▶ [Work required] Output the data word for word, dropping every image.

▶ [Supplied entries]
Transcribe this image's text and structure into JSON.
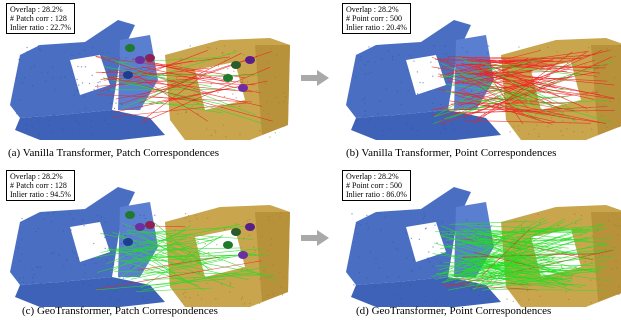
{
  "panels": [
    {
      "caption": "(a) Vanilla Transformer, Patch Correspondences",
      "stats": [
        {
          "label": "Overlap :",
          "value": "28.2%"
        },
        {
          "label": "# Patch corr :",
          "value": "128"
        },
        {
          "label": "Inlier ratio :",
          "value": "22.7%"
        }
      ]
    },
    {
      "caption": "(b) Vanilla Transformer, Point Correspondences",
      "stats": [
        {
          "label": "Overlap :",
          "value": "28.2%"
        },
        {
          "label": "# Point corr :",
          "value": "500"
        },
        {
          "label": "Inlier ratio :",
          "value": "20.4%"
        }
      ]
    },
    {
      "caption": "(c) GeoTransformer, Patch Correspondences",
      "stats": [
        {
          "label": "Overlap :",
          "value": "28.2%"
        },
        {
          "label": "# Patch corr :",
          "value": "128"
        },
        {
          "label": "Inlier ratio :",
          "value": "94.5%"
        }
      ]
    },
    {
      "caption": "(d) GeoTransformer, Point Correspondences",
      "stats": [
        {
          "label": "Overlap :",
          "value": "28.2%"
        },
        {
          "label": "# Point corr :",
          "value": "500"
        },
        {
          "label": "Inlier ratio :",
          "value": "86.0%"
        }
      ]
    }
  ],
  "colors": {
    "source_cloud": "#4a6fc2",
    "target_cloud": "#c9a64e",
    "inlier": "#22dd22",
    "outlier": "#ee2222",
    "arrow": "#a9a9a9"
  }
}
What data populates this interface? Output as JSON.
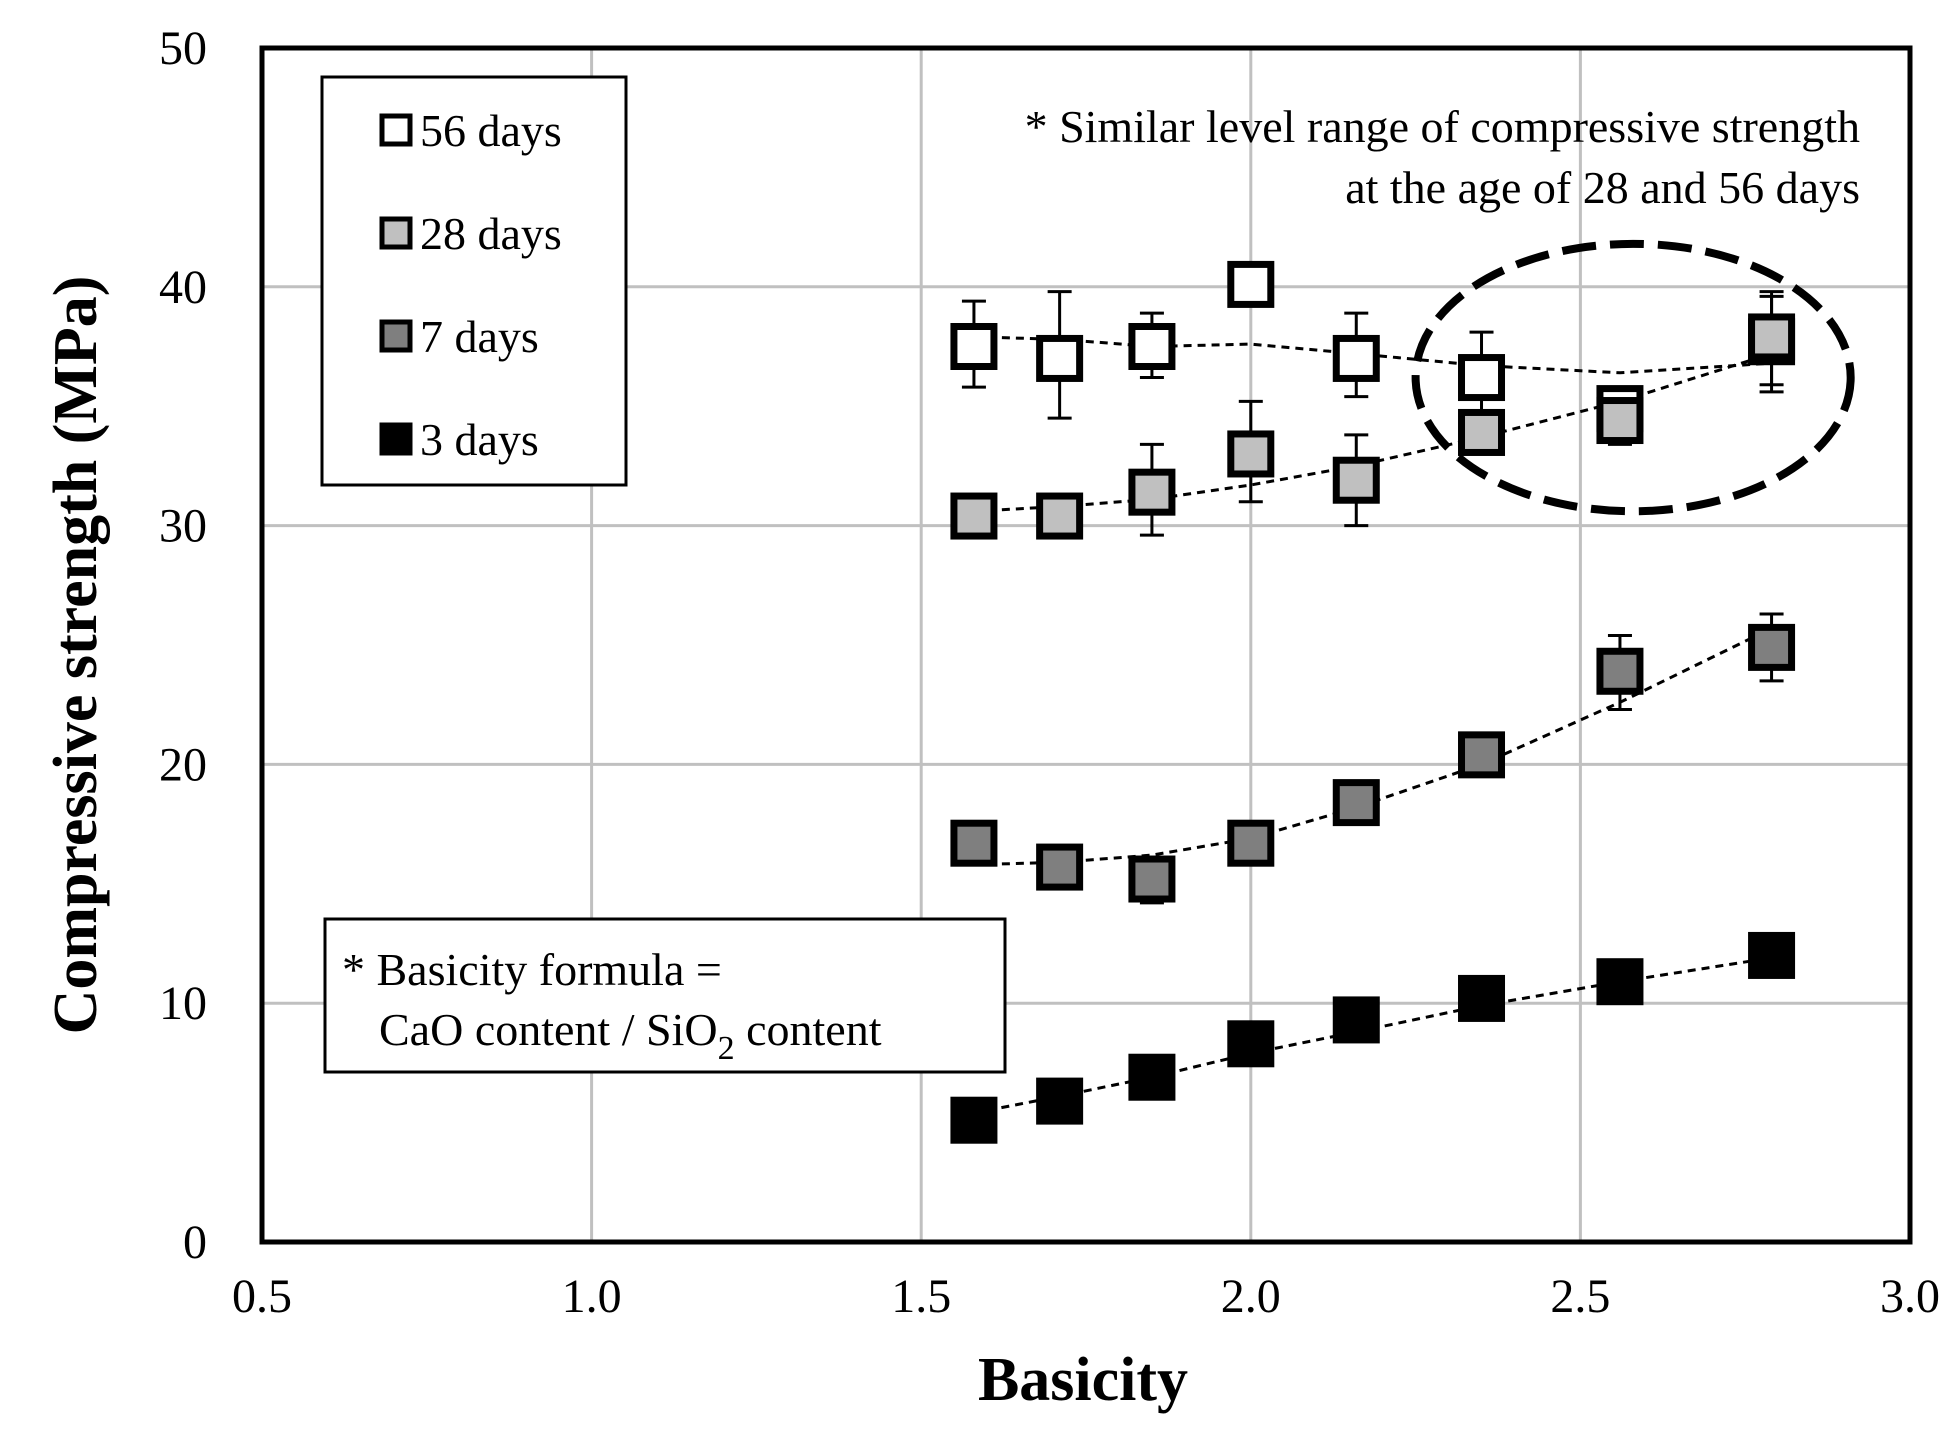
{
  "chart_data": {
    "type": "scatter",
    "title": "",
    "xlabel": "Basicity",
    "ylabel": "Compressive strength (MPa)",
    "xlim": [
      0.5,
      3.0
    ],
    "ylim": [
      0,
      50
    ],
    "x_ticks": [
      "0.5",
      "1.0",
      "1.5",
      "2.0",
      "2.5",
      "3.0"
    ],
    "y_ticks": [
      "0",
      "10",
      "20",
      "30",
      "40",
      "50"
    ],
    "grid": true,
    "legend_position": "top-left",
    "x": [
      1.58,
      1.71,
      1.85,
      2.0,
      2.16,
      2.35,
      2.56,
      2.79
    ],
    "series": [
      {
        "name": "56 days",
        "key": "d56",
        "color": "#ffffff",
        "values": [
          37.5,
          37.0,
          37.5,
          40.1,
          37.0,
          36.2,
          34.9,
          37.7
        ],
        "err_low": [
          35.8,
          34.5,
          36.2,
          39.2,
          35.4,
          34.2,
          33.6,
          35.6
        ],
        "err_high": [
          39.4,
          39.8,
          38.9,
          40.6,
          38.9,
          38.1,
          35.6,
          39.6
        ],
        "trend": [
          37.9,
          37.8,
          37.5,
          37.6,
          37.2,
          36.7,
          36.4,
          36.8
        ]
      },
      {
        "name": "28 days",
        "key": "d28",
        "color": "#c0c0c0",
        "values": [
          30.4,
          30.4,
          31.4,
          33.0,
          31.9,
          33.9,
          34.4,
          37.9
        ],
        "err_low": [
          30.2,
          30.2,
          29.6,
          31.0,
          30.0,
          33.7,
          33.4,
          35.9
        ],
        "err_high": [
          30.6,
          30.6,
          33.4,
          35.2,
          33.8,
          34.2,
          35.5,
          39.8
        ],
        "trend": [
          30.6,
          30.8,
          31.1,
          31.7,
          32.5,
          33.7,
          35.2,
          37.2
        ]
      },
      {
        "name": "7 days",
        "key": "d7",
        "color": "#7f7f7f",
        "values": [
          16.7,
          15.7,
          15.2,
          16.7,
          18.4,
          20.4,
          23.9,
          24.9
        ],
        "err_low": [
          16.0,
          15.2,
          14.2,
          16.1,
          17.9,
          19.8,
          22.3,
          23.5
        ],
        "err_high": [
          17.2,
          16.3,
          15.9,
          17.4,
          18.9,
          20.9,
          25.4,
          26.3
        ],
        "trend": [
          15.8,
          15.9,
          16.2,
          16.9,
          18.2,
          20.0,
          22.6,
          25.7
        ]
      },
      {
        "name": "3 days",
        "key": "d3",
        "color": "#000000",
        "values": [
          5.1,
          5.9,
          6.9,
          8.3,
          9.3,
          10.2,
          10.9,
          12.0
        ],
        "err_low": [
          5.1,
          5.9,
          6.9,
          8.3,
          9.3,
          10.2,
          10.9,
          12.0
        ],
        "err_high": [
          5.1,
          5.9,
          6.9,
          8.3,
          9.3,
          10.2,
          10.9,
          12.0
        ],
        "trend": [
          5.4,
          6.1,
          6.9,
          7.9,
          8.8,
          9.9,
          10.9,
          11.9
        ]
      }
    ],
    "annotations": {
      "top_note_line1": "* Similar  level range of compressive  strength",
      "top_note_line2": "at the age of 28 and 56 days",
      "formula_line1": "* Basicity  formula  =",
      "formula_cao": "CaO content  / SiO",
      "formula_sub": "2",
      "formula_tail": " content"
    },
    "highlight": {
      "label": "similar-range-ellipse",
      "cx": 2.58,
      "cy": 36.2,
      "rx": 0.33,
      "ry": 5.6
    }
  }
}
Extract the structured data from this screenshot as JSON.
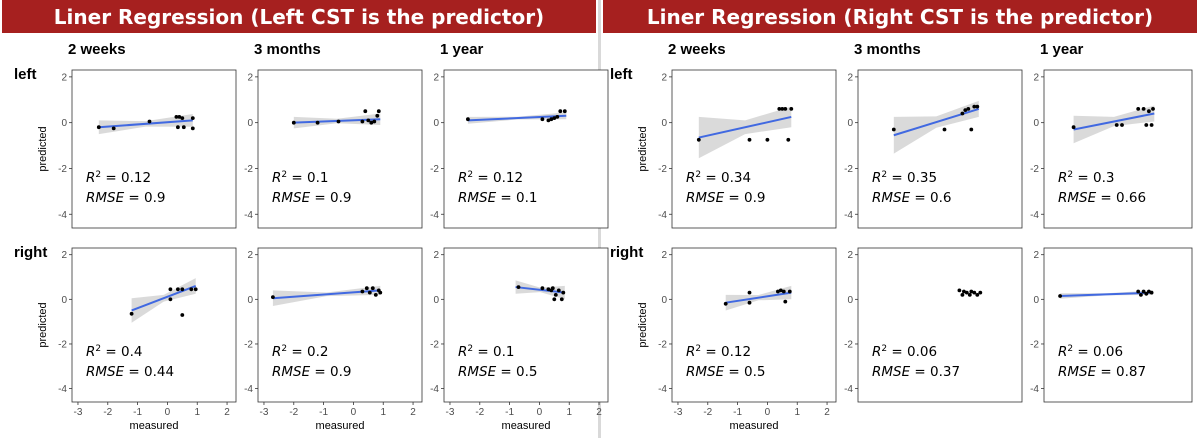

▶ [Final result]
Transcribe this image's text and structure into JSON.
{
  "panels": [
    {
      "caption": "(a) Vanilla Transformer, Patch Correspondences",
      "stats": [
        {
          "label": "Overlap :",
          "value": "28.2%"
        },
        {
          "label": "# Patch corr :",
          "value": "128"
        },
        {
          "label": "Inlier ratio :",
          "value": "22.7%"
        }
      ]
    },
    {
      "caption": "(b) Vanilla Transformer, Point Correspondences",
      "stats": [
        {
          "label": "Overlap :",
          "value": "28.2%"
        },
        {
          "label": "# Point corr :",
          "value": "500"
        },
        {
          "label": "Inlier ratio :",
          "value": "20.4%"
        }
      ]
    },
    {
      "caption": "(c) GeoTransformer, Patch Correspondences",
      "stats": [
        {
          "label": "Overlap :",
          "value": "28.2%"
        },
        {
          "label": "# Patch corr :",
          "value": "128"
        },
        {
          "label": "Inlier ratio :",
          "value": "94.5%"
        }
      ]
    },
    {
      "caption": "(d) GeoTransformer, Point Correspondences",
      "stats": [
        {
          "label": "Overlap :",
          "value": "28.2%"
        },
        {
          "label": "# Point corr :",
          "value": "500"
        },
        {
          "label": "Inlier ratio :",
          "value": "86.0%"
        }
      ]
    }
  ],
  "colors": {
    "source_cloud": "#4a6fc2",
    "target_cloud": "#c9a64e",
    "inlier": "#22dd22",
    "outlier": "#ee2222",
    "arrow": "#a9a9a9"
  }
}
What data populates this interface? Output as JSON.
{
  "chart_data": {
    "type": "scatter",
    "title": "",
    "xlabel": "Basicity",
    "ylabel": "Compressive strength (MPa)",
    "xlim": [
      0.5,
      3.0
    ],
    "ylim": [
      0,
      50
    ],
    "x_ticks": [
      "0.5",
      "1.0",
      "1.5",
      "2.0",
      "2.5",
      "3.0"
    ],
    "y_ticks": [
      "0",
      "10",
      "20",
      "30",
      "40",
      "50"
    ],
    "grid": true,
    "legend_position": "top-left",
    "x": [
      1.58,
      1.71,
      1.85,
      2.0,
      2.16,
      2.35,
      2.56,
      2.79
    ],
    "series": [
      {
        "name": "56 days",
        "key": "d56",
        "color": "#ffffff",
        "values": [
          37.5,
          37.0,
          37.5,
          40.1,
          37.0,
          36.2,
          34.9,
          37.7
        ],
        "err_low": [
          35.8,
          34.5,
          36.2,
          39.2,
          35.4,
          34.2,
          33.6,
          35.6
        ],
        "err_high": [
          39.4,
          39.8,
          38.9,
          40.6,
          38.9,
          38.1,
          35.6,
          39.6
        ],
        "trend": [
          37.9,
          37.8,
          37.5,
          37.6,
          37.2,
          36.7,
          36.4,
          36.8
        ]
      },
      {
        "name": "28 days",
        "key": "d28",
        "color": "#c0c0c0",
        "values": [
          30.4,
          30.4,
          31.4,
          33.0,
          31.9,
          33.9,
          34.4,
          37.9
        ],
        "err_low": [
          30.2,
          30.2,
          29.6,
          31.0,
          30.0,
          33.7,
          33.4,
          35.9
        ],
        "err_high": [
          30.6,
          30.6,
          33.4,
          35.2,
          33.8,
          34.2,
          35.5,
          39.8
        ],
        "trend": [
          30.6,
          30.8,
          31.1,
          31.7,
          32.5,
          33.7,
          35.2,
          37.2
        ]
      },
      {
        "name": "7 days",
        "key": "d7",
        "color": "#7f7f7f",
        "values": [
          16.7,
          15.7,
          15.2,
          16.7,
          18.4,
          20.4,
          23.9,
          24.9
        ],
        "err_low": [
          16.0,
          15.2,
          14.2,
          16.1,
          17.9,
          19.8,
          22.3,
          23.5
        ],
        "err_high": [
          17.2,
          16.3,
          15.9,
          17.4,
          18.9,
          20.9,
          25.4,
          26.3
        ],
        "trend": [
          15.8,
          15.9,
          16.2,
          16.9,
          18.2,
          20.0,
          22.6,
          25.7
        ]
      },
      {
        "name": "3 days",
        "key": "d3",
        "color": "#000000",
        "values": [
          5.1,
          5.9,
          6.9,
          8.3,
          9.3,
          10.2,
          10.9,
          12.0
        ],
        "err_low": [
          5.1,
          5.9,
          6.9,
          8.3,
          9.3,
          10.2,
          10.9,
          12.0
        ],
        "err_high": [
          5.1,
          5.9,
          6.9,
          8.3,
          9.3,
          10.2,
          10.9,
          12.0
        ],
        "trend": [
          5.4,
          6.1,
          6.9,
          7.9,
          8.8,
          9.9,
          10.9,
          11.9
        ]
      }
    ],
    "annotations": {
      "top_note_line1": "* Similar  level range of compressive  strength",
      "top_note_line2": "at the age of 28 and 56 days",
      "formula_line1": "* Basicity  formula  =",
      "formula_cao": "CaO content  / SiO",
      "formula_sub": "2",
      "formula_tail": " content"
    },
    "highlight": {
      "label": "similar-range-ellipse",
      "cx": 2.58,
      "cy": 36.2,
      "rx": 0.33,
      "ry": 5.6
    }
  }
}
Extract the structured data from this screenshot as JSON.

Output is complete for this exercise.